__INPUT DATA__
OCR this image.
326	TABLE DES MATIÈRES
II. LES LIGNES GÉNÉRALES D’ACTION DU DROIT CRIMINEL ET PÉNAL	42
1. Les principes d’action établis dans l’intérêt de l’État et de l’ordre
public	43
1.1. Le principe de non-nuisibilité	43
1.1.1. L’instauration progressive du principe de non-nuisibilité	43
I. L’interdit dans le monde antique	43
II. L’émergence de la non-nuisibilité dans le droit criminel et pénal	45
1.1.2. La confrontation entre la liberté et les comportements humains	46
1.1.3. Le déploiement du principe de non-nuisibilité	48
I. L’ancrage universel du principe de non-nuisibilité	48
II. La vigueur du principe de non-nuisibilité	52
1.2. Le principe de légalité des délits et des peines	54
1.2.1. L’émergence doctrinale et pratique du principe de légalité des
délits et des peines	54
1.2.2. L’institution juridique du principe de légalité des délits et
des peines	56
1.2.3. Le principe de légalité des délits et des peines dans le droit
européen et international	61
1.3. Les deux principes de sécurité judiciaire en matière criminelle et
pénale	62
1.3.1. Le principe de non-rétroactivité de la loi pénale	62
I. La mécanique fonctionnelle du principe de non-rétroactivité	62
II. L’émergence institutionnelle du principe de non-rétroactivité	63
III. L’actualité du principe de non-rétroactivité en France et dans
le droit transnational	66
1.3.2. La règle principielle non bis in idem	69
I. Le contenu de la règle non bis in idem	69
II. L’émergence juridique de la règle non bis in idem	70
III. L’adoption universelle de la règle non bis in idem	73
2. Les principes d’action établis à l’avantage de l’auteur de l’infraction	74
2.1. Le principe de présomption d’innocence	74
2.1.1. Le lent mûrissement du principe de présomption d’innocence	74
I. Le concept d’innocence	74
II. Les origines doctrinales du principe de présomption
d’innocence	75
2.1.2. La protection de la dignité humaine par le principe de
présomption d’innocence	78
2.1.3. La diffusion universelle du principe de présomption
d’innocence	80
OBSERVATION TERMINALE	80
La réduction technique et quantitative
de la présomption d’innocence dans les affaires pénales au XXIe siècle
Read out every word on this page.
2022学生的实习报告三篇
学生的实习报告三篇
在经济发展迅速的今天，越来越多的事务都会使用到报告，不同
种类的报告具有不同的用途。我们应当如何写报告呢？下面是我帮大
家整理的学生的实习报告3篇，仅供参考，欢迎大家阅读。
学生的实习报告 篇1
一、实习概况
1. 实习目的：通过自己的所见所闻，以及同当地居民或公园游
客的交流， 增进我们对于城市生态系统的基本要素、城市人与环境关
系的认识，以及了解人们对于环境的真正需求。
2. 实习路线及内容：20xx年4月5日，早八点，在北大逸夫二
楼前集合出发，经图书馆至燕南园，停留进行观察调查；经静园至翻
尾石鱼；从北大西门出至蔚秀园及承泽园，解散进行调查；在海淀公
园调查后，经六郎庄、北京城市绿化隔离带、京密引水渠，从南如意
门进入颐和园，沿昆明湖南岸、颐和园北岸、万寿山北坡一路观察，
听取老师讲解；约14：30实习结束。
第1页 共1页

__WHAT IS REQUIRED__
Go through the records above and copy every line with the word "présomption".

__FULL ANSWER__
2.1. Le principe de présomption d’innocence	74
2.1.1. Le lent mûrissement du principe de présomption d’innocence	74
II. Les origines doctrinales du principe de présomption
présomption d’innocence	78
2.1.3. La diffusion universelle du principe de présomption
de la présomption d’innocence dans les affaires pénales au XXIe siècle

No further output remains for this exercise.